| Set task |
Return each line of the listing that contains the string "NOZZLE".

Dataset rows:

◇ ◇ ◇

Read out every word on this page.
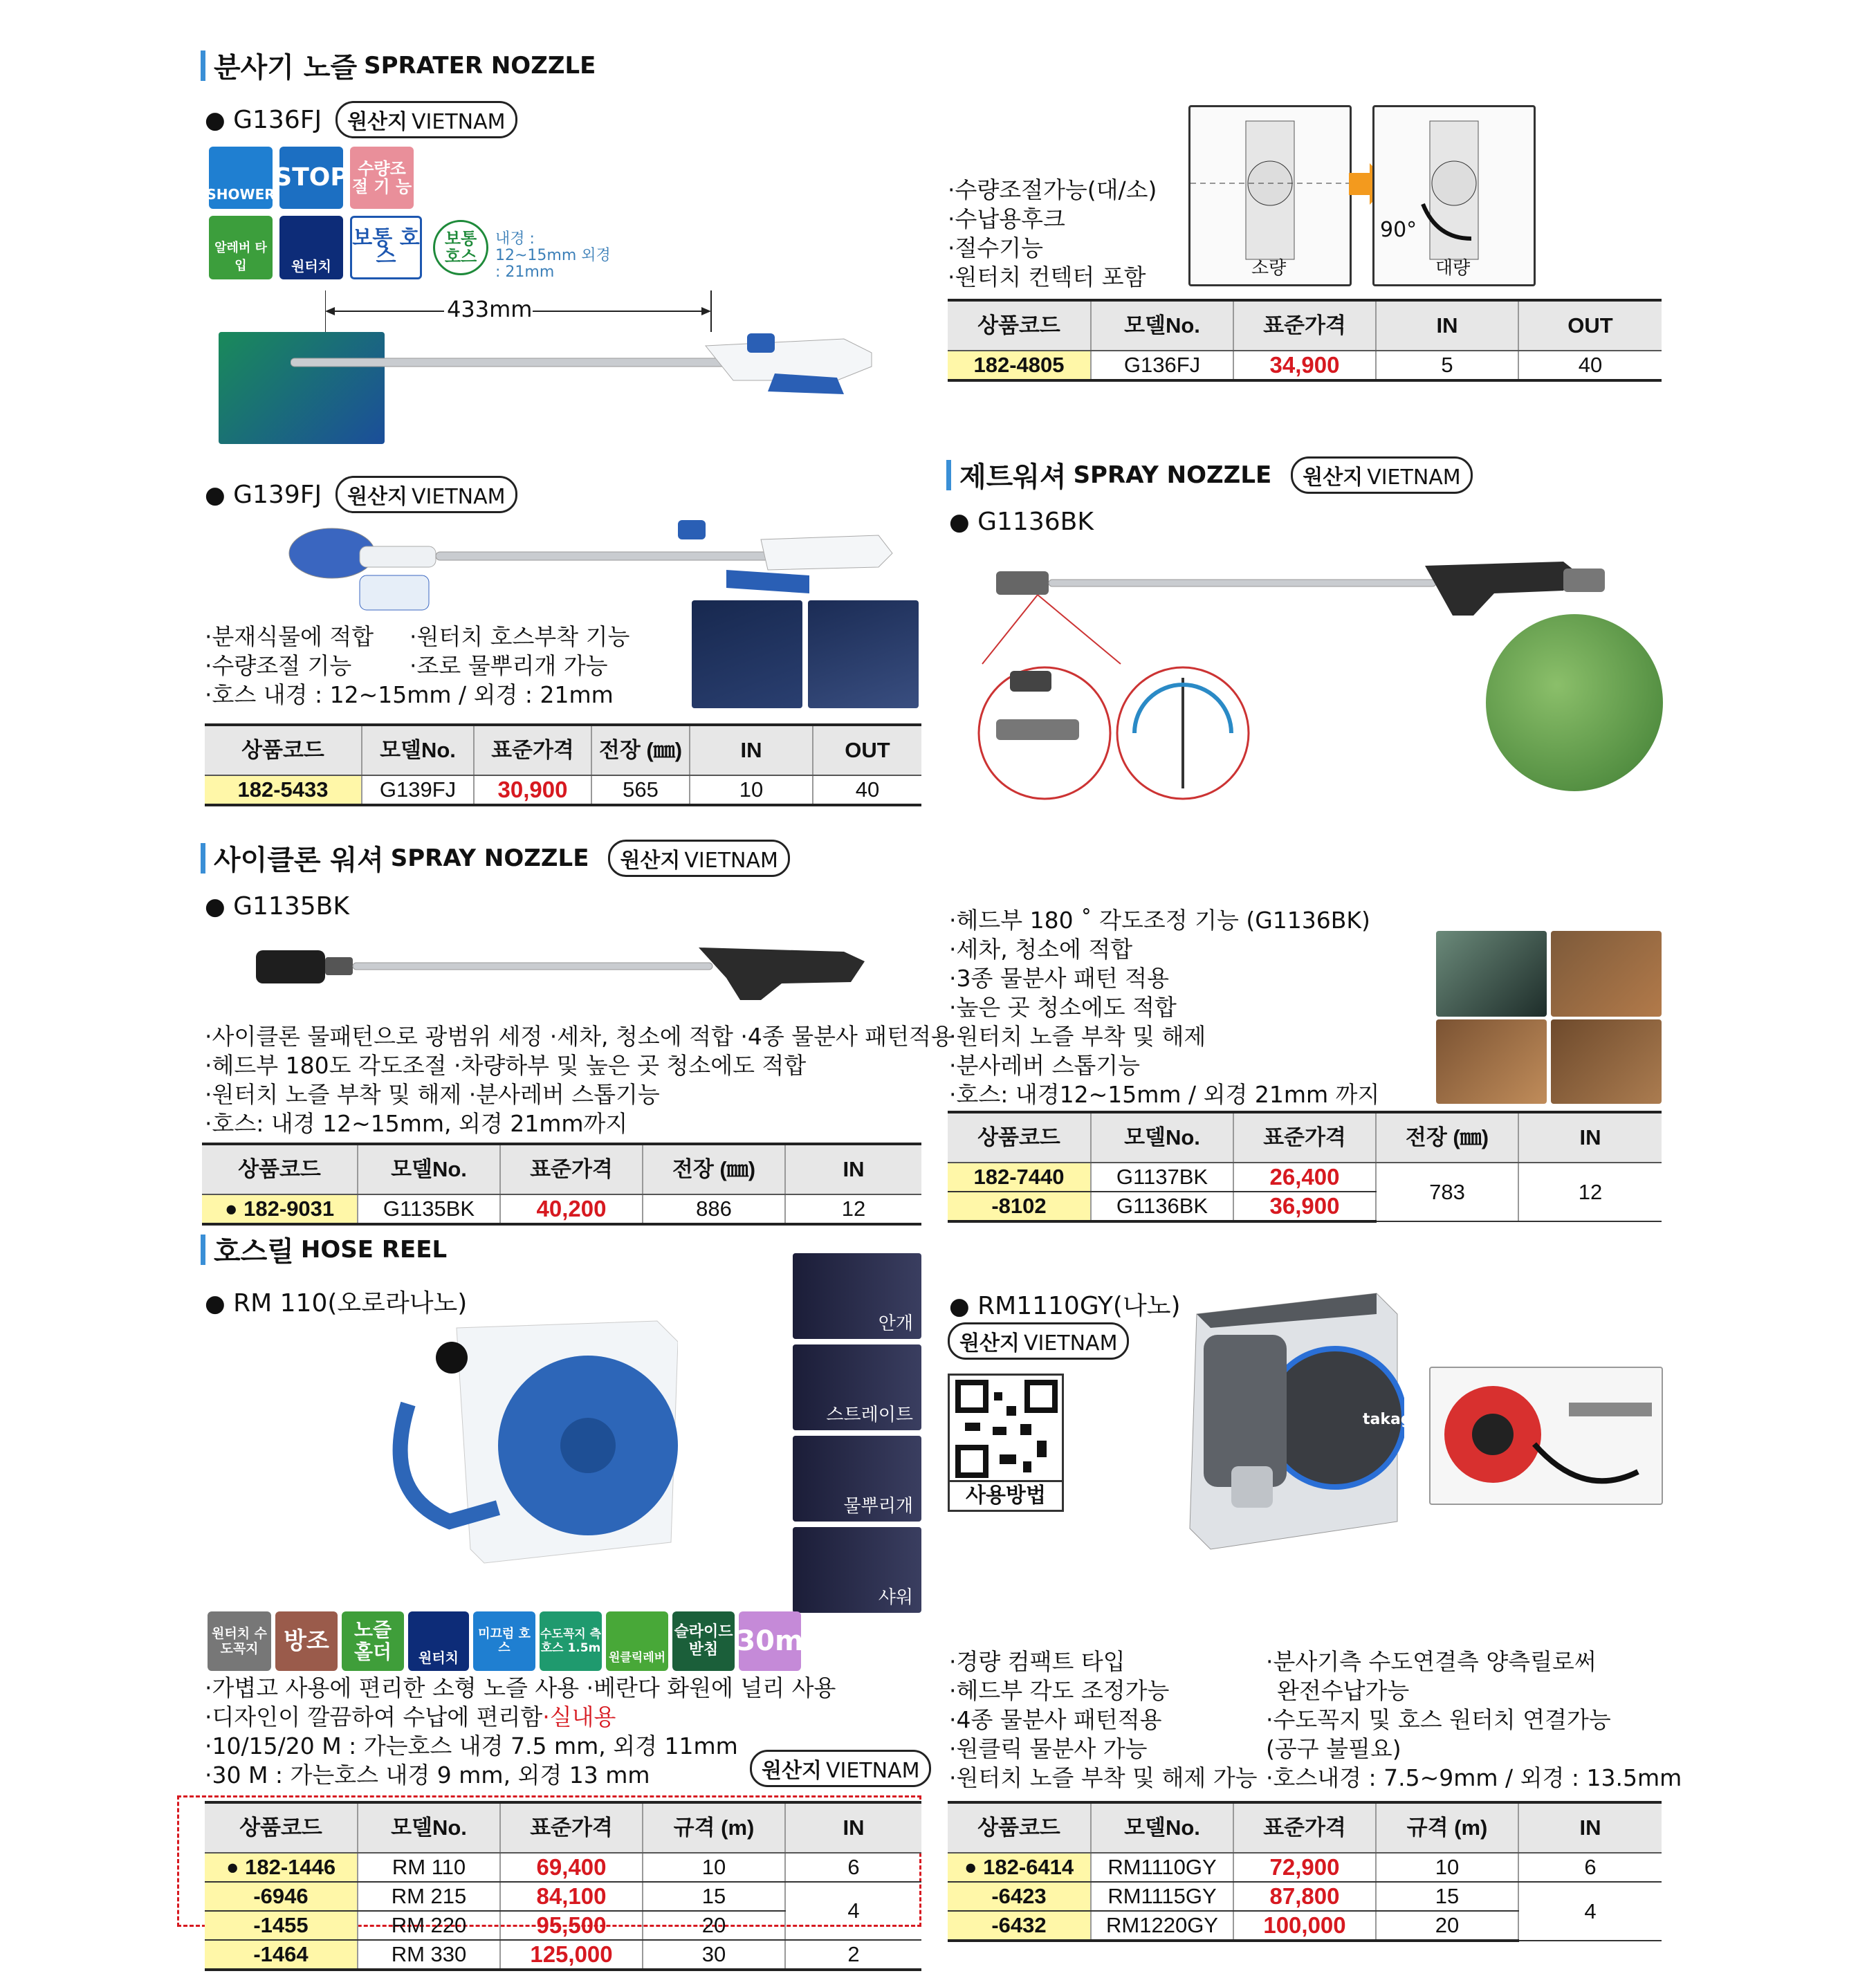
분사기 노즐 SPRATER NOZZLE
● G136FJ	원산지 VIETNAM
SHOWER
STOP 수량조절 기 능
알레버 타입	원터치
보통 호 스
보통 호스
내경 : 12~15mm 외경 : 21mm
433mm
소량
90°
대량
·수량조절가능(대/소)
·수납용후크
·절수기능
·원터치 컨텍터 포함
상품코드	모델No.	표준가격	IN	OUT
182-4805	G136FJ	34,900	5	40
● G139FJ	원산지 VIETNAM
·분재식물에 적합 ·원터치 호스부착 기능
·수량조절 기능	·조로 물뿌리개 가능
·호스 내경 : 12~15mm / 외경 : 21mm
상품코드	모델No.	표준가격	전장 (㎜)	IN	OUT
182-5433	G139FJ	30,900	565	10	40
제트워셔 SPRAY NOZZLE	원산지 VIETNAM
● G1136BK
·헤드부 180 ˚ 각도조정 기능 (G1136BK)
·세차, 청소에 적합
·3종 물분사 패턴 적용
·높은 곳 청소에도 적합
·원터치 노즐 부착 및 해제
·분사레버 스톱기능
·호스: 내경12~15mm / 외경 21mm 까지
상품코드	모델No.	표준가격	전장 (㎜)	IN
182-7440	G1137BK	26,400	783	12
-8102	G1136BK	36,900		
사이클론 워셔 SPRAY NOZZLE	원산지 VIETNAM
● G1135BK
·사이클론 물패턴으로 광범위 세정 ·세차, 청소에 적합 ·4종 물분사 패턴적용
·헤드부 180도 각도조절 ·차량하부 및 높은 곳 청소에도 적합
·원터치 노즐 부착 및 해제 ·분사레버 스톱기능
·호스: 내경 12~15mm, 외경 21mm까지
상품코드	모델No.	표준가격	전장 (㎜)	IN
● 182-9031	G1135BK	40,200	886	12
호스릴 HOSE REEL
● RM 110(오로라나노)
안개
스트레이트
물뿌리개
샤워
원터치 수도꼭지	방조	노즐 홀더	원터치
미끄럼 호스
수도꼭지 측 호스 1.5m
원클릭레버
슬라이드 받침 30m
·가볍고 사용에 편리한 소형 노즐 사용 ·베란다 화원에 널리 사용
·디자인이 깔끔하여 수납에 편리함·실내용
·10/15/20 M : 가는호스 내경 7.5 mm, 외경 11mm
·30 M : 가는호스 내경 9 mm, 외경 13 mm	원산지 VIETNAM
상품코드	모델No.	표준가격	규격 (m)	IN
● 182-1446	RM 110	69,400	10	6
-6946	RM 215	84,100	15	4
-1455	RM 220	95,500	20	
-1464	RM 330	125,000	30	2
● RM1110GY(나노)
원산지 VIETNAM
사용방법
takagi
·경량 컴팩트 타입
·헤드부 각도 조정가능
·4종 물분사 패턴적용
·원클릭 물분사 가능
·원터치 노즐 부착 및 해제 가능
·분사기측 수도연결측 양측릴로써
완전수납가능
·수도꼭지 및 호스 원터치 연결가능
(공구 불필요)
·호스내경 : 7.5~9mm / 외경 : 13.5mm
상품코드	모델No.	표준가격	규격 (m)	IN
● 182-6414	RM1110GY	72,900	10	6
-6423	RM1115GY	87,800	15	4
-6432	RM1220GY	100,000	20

◇ ◇ ◇

| The answer |
분사기 노즐 SPRATER NOZZLE
제트워셔 SPRAY NOZZLE	원산지 VIETNAM
사이클론 워셔 SPRAY NOZZLE	원산지 VIETNAM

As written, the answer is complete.